**PROBLEM DETAILS**
Search the listing for "name" and copy every line where it appears.

------ DATA EXTRACT

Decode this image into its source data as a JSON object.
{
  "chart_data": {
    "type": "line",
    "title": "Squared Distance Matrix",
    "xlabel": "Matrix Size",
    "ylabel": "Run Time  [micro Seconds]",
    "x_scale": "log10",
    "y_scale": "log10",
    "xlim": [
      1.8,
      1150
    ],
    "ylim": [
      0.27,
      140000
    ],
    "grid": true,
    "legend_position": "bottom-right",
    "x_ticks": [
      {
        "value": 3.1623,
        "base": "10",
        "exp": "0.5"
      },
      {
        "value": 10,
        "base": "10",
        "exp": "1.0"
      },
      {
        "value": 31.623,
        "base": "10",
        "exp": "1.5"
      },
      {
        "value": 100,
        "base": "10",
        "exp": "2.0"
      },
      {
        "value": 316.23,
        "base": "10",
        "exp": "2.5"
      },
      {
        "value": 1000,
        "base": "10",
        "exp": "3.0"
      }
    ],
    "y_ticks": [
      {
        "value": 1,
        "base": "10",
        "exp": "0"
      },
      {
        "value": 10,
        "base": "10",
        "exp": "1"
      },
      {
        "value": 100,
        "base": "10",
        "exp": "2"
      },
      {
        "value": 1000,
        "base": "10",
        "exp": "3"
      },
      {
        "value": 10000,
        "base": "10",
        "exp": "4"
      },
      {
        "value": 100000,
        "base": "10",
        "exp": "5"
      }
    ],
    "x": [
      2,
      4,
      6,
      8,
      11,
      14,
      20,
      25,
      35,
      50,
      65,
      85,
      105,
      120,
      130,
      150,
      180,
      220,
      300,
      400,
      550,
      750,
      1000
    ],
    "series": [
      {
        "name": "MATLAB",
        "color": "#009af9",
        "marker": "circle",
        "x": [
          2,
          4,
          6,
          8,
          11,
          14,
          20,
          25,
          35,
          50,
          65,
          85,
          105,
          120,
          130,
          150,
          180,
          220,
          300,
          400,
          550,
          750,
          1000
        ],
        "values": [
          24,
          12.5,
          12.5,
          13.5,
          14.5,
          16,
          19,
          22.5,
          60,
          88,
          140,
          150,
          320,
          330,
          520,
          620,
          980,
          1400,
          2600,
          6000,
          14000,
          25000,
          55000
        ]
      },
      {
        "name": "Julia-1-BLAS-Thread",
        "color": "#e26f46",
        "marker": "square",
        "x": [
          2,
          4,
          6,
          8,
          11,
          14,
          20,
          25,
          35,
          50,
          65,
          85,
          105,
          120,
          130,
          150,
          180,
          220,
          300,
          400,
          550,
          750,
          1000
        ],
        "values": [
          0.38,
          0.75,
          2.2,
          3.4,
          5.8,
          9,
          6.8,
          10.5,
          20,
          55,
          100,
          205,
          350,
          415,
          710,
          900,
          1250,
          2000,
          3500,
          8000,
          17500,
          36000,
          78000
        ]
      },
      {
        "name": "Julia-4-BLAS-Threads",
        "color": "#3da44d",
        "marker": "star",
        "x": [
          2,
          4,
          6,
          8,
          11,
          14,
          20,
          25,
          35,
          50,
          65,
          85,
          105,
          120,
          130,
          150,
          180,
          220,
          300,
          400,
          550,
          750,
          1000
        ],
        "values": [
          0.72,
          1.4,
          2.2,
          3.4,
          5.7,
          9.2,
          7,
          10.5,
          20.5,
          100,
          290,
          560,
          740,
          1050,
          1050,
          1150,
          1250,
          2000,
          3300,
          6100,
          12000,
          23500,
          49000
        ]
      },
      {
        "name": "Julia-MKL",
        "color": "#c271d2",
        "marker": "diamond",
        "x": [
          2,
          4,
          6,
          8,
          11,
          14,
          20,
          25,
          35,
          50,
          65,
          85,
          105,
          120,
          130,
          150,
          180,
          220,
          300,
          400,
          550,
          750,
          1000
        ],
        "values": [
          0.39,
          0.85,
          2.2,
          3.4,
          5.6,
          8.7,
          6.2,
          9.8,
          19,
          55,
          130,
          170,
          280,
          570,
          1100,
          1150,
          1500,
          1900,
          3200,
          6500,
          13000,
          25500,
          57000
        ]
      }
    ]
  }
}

------------

**RESPONSE**
        "name": "MATLAB",
        "name": "Julia-1-BLAS-Thread",
        "name": "Julia-4-BLAS-Threads",
        "name": "Julia-MKL",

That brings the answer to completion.